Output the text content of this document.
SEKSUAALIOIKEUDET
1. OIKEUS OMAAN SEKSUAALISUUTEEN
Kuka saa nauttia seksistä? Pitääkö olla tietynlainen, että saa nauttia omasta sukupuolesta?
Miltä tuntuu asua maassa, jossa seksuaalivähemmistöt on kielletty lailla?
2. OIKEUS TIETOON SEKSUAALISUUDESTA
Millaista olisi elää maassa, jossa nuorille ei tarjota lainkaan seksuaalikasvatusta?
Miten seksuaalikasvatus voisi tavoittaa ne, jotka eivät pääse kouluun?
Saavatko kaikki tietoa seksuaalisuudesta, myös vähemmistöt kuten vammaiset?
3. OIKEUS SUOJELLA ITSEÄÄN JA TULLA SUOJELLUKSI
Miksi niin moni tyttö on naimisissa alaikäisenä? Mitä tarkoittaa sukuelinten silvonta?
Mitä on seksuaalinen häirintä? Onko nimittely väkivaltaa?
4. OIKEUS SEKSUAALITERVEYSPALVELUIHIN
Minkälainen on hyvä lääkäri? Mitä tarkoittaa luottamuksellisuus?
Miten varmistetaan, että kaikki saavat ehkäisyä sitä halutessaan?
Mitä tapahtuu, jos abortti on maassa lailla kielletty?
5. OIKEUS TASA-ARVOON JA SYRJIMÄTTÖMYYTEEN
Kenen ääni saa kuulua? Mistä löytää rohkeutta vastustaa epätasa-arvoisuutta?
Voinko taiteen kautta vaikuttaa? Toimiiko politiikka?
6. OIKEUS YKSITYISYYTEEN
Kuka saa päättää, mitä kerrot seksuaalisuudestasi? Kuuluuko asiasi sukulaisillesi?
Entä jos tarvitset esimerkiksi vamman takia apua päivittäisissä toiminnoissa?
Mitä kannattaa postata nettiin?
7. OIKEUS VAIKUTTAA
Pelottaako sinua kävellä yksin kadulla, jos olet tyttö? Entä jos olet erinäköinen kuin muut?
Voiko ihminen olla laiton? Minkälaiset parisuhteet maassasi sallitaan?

### Short task
From the records above, pull out every line containing the word "kielletty".

### Answer to this task
Miltä tuntuu asua maassa, jossa seksuaalivähemmistöt on kielletty lailla?
Mitä tapahtuu, jos abortti on maassa lailla kielletty?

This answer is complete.